WHAT THE TASK REQUIRES:
The records below should be written out again, exactly.

----- STORED ROWS

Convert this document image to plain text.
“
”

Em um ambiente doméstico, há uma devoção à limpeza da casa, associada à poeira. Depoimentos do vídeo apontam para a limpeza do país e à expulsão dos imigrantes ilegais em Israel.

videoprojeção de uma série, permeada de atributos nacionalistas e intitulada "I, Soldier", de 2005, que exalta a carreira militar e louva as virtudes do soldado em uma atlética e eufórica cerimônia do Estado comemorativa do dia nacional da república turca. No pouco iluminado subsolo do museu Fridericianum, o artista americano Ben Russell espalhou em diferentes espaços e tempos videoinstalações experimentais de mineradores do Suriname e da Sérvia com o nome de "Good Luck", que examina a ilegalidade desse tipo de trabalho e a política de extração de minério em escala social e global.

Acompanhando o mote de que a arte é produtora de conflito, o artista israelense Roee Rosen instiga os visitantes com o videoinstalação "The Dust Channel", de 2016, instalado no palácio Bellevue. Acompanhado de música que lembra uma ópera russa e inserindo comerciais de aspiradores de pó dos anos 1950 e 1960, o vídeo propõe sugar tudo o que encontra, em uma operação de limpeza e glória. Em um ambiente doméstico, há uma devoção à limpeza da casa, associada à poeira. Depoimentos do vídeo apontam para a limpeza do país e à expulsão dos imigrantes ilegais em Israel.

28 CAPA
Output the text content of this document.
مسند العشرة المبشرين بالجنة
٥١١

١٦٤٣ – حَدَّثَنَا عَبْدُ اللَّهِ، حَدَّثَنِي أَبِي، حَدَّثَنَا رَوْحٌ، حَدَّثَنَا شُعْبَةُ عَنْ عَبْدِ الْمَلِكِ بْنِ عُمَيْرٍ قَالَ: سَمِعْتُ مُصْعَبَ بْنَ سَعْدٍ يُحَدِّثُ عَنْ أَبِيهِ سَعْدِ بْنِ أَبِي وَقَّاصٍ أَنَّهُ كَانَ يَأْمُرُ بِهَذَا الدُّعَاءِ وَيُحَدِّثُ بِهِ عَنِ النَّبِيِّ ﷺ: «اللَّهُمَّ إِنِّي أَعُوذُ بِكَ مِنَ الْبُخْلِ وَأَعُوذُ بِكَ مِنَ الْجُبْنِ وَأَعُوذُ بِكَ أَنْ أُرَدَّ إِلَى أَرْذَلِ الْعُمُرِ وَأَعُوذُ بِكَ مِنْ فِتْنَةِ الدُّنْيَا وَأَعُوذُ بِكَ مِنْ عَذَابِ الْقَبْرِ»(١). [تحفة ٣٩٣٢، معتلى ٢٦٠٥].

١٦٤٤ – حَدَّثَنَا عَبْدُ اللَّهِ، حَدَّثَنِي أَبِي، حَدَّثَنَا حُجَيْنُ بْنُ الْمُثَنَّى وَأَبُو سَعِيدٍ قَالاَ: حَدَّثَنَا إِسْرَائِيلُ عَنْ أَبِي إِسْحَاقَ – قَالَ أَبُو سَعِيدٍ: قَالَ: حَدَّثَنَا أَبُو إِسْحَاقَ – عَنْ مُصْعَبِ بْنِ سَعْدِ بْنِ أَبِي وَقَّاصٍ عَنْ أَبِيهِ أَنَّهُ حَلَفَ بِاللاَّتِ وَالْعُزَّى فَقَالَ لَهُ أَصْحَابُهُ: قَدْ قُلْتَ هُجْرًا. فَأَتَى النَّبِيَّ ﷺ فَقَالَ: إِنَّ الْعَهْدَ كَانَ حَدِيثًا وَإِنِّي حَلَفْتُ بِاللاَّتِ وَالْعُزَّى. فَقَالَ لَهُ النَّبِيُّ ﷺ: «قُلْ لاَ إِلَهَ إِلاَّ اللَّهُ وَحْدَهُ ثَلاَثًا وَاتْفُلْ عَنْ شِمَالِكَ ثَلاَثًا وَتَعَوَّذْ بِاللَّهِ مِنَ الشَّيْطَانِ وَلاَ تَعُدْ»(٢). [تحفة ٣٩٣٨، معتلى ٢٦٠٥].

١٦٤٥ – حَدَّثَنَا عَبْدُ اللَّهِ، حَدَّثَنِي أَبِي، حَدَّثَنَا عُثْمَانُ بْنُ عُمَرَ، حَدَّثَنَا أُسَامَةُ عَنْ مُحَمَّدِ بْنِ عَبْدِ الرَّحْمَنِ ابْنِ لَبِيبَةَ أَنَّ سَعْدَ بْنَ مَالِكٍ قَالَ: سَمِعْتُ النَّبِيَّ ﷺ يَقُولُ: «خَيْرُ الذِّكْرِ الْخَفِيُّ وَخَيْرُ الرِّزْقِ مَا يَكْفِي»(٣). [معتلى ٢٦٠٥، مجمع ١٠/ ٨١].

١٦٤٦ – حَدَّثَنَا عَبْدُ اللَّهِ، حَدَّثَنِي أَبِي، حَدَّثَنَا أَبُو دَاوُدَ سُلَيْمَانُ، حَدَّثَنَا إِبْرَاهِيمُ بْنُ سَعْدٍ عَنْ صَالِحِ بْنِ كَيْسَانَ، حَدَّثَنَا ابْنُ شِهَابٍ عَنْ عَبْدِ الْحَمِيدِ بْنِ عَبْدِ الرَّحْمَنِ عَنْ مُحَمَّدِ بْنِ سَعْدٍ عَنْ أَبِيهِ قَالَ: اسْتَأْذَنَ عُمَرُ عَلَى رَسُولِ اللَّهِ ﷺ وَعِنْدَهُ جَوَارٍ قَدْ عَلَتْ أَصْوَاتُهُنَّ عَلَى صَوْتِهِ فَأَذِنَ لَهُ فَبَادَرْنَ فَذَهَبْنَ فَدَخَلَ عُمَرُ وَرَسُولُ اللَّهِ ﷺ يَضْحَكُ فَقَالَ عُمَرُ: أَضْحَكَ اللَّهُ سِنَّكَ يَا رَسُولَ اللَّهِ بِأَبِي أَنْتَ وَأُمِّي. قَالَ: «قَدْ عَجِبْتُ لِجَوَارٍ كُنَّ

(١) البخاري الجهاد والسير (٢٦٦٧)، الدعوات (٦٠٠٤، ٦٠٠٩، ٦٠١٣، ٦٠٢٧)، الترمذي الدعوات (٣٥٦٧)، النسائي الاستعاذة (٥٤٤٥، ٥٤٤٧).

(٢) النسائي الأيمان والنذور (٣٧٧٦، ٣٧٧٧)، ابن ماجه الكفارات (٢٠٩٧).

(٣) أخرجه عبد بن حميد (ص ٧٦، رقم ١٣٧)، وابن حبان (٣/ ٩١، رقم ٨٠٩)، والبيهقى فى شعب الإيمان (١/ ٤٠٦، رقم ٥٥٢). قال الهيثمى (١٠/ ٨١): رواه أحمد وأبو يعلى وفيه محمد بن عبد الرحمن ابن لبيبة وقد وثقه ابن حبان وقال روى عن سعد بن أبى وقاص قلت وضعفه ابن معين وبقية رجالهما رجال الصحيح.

----------

FINISHED ANSWER:
Convert this document image to plain text.
“
”

Em um ambiente doméstico, há uma devoção à limpeza da casa, associada à poeira. Depoimentos do vídeo apontam para a limpeza do país e à expulsão dos imigrantes ilegais em Israel.

videoprojeção de uma série, permeada de atributos nacionalistas e intitulada "I, Soldier", de 2005, que exalta a carreira militar e louva as virtudes do soldado em uma atlética e eufórica cerimônia do Estado comemorativa do dia nacional da república turca. No pouco iluminado subsolo do museu Fridericianum, o artista americano Ben Russell espalhou em diferentes espaços e tempos videoinstalações experimentais de mineradores do Suriname e da Sérvia com o nome de "Good Luck", que examina a ilegalidade desse tipo de trabalho e a política de extração de minério em escala social e global.

Acompanhando o mote de que a arte é produtora de conflito, o artista israelense Roee Rosen instiga os visitantes com o videoinstalação "The Dust Channel", de 2016, instalado no palácio Bellevue. Acompanhado de música que lembra uma ópera russa e inserindo comerciais de aspiradores de pó dos anos 1950 e 1960, o vídeo propõe sugar tudo o que encontra, em uma operação de limpeza e glória. Em um ambiente doméstico, há uma devoção à limpeza da casa, associada à poeira. Depoimentos do vídeo apontam para a limpeza do país e à expulsão dos imigrantes ilegais em Israel.

28 CAPA
Output the text content of this document.
مسند العشرة المبشرين بالجنة
٥١١

١٦٤٣ – حَدَّثَنَا عَبْدُ اللَّهِ، حَدَّثَنِي أَبِي، حَدَّثَنَا رَوْحٌ، حَدَّثَنَا شُعْبَةُ عَنْ عَبْدِ الْمَلِكِ بْنِ عُمَيْرٍ قَالَ: سَمِعْتُ مُصْعَبَ بْنَ سَعْدٍ يُحَدِّثُ عَنْ أَبِيهِ سَعْدِ بْنِ أَبِي وَقَّاصٍ أَنَّهُ كَانَ يَأْمُرُ بِهَذَا الدُّعَاءِ وَيُحَدِّثُ بِهِ عَنِ النَّبِيِّ ﷺ: «اللَّهُمَّ إِنِّي أَعُوذُ بِكَ مِنَ الْبُخْلِ وَأَعُوذُ بِكَ مِنَ الْجُبْنِ وَأَعُوذُ بِكَ أَنْ أُرَدَّ إِلَى أَرْذَلِ الْعُمُرِ وَأَعُوذُ بِكَ مِنْ فِتْنَةِ الدُّنْيَا وَأَعُوذُ بِكَ مِنْ عَذَابِ الْقَبْرِ»(١). [تحفة ٣٩٣٢، معتلى ٢٦٠٥].

١٦٤٤ – حَدَّثَنَا عَبْدُ اللَّهِ، حَدَّثَنِي أَبِي، حَدَّثَنَا حُجَيْنُ بْنُ الْمُثَنَّى وَأَبُو سَعِيدٍ قَالاَ: حَدَّثَنَا إِسْرَائِيلُ عَنْ أَبِي إِسْحَاقَ – قَالَ أَبُو سَعِيدٍ: قَالَ: حَدَّثَنَا أَبُو إِسْحَاقَ – عَنْ مُصْعَبِ بْنِ سَعْدِ بْنِ أَبِي وَقَّاصٍ عَنْ أَبِيهِ أَنَّهُ حَلَفَ بِاللاَّتِ وَالْعُزَّى فَقَالَ لَهُ أَصْحَابُهُ: قَدْ قُلْتَ هُجْرًا. فَأَتَى النَّبِيَّ ﷺ فَقَالَ: إِنَّ الْعَهْدَ كَانَ حَدِيثًا وَإِنِّي حَلَفْتُ بِاللاَّتِ وَالْعُزَّى. فَقَالَ لَهُ النَّبِيُّ ﷺ: «قُلْ لاَ إِلَهَ إِلاَّ اللَّهُ وَحْدَهُ ثَلاَثًا وَاتْفُلْ عَنْ شِمَالِكَ ثَلاَثًا وَتَعَوَّذْ بِاللَّهِ مِنَ الشَّيْطَانِ وَلاَ تَعُدْ»(٢). [تحفة ٣٩٣٨، معتلى ٢٦٠٥].

١٦٤٥ – حَدَّثَنَا عَبْدُ اللَّهِ، حَدَّثَنِي أَبِي، حَدَّثَنَا عُثْمَانُ بْنُ عُمَرَ، حَدَّثَنَا أُسَامَةُ عَنْ مُحَمَّدِ بْنِ عَبْدِ الرَّحْمَنِ ابْنِ لَبِيبَةَ أَنَّ سَعْدَ بْنَ مَالِكٍ قَالَ: سَمِعْتُ النَّبِيَّ ﷺ يَقُولُ: «خَيْرُ الذِّكْرِ الْخَفِيُّ وَخَيْرُ الرِّزْقِ مَا يَكْفِي»(٣). [معتلى ٢٦٠٥، مجمع ١٠/ ٨١].

١٦٤٦ – حَدَّثَنَا عَبْدُ اللَّهِ، حَدَّثَنِي أَبِي، حَدَّثَنَا أَبُو دَاوُدَ سُلَيْمَانُ، حَدَّثَنَا إِبْرَاهِيمُ بْنُ سَعْدٍ عَنْ صَالِحِ بْنِ كَيْسَانَ، حَدَّثَنَا ابْنُ شِهَابٍ عَنْ عَبْدِ الْحَمِيدِ بْنِ عَبْدِ الرَّحْمَنِ عَنْ مُحَمَّدِ بْنِ سَعْدٍ عَنْ أَبِيهِ قَالَ: اسْتَأْذَنَ عُمَرُ عَلَى رَسُولِ اللَّهِ ﷺ وَعِنْدَهُ جَوَارٍ قَدْ عَلَتْ أَصْوَاتُهُنَّ عَلَى صَوْتِهِ فَأَذِنَ لَهُ فَبَادَرْنَ فَذَهَبْنَ فَدَخَلَ عُمَرُ وَرَسُولُ اللَّهِ ﷺ يَضْحَكُ فَقَالَ عُمَرُ: أَضْحَكَ اللَّهُ سِنَّكَ يَا رَسُولَ اللَّهِ بِأَبِي أَنْتَ وَأُمِّي. قَالَ: «قَدْ عَجِبْتُ لِجَوَارٍ كُنَّ

(١) البخاري الجهاد والسير (٢٦٦٧)، الدعوات (٦٠٠٤، ٦٠٠٩، ٦٠١٣، ٦٠٢٧)، الترمذي الدعوات (٣٥٦٧)، النسائي الاستعاذة (٥٤٤٥، ٥٤٤٧).

(٢) النسائي الأيمان والنذور (٣٧٧٦، ٣٧٧٧)، ابن ماجه الكفارات (٢٠٩٧).

(٣) أخرجه عبد بن حميد (ص ٧٦، رقم ١٣٧)، وابن حبان (٣/ ٩١، رقم ٨٠٩)، والبيهقى فى شعب الإيمان (١/ ٤٠٦، رقم ٥٥٢). قال الهيثمى (١٠/ ٨١): رواه أحمد وأبو يعلى وفيه محمد بن عبد الرحمن ابن لبيبة وقد وثقه ابن حبان وقال روى عن سعد بن أبى وقاص قلت وضعفه ابن معين وبقية رجالهما رجال الصحيح.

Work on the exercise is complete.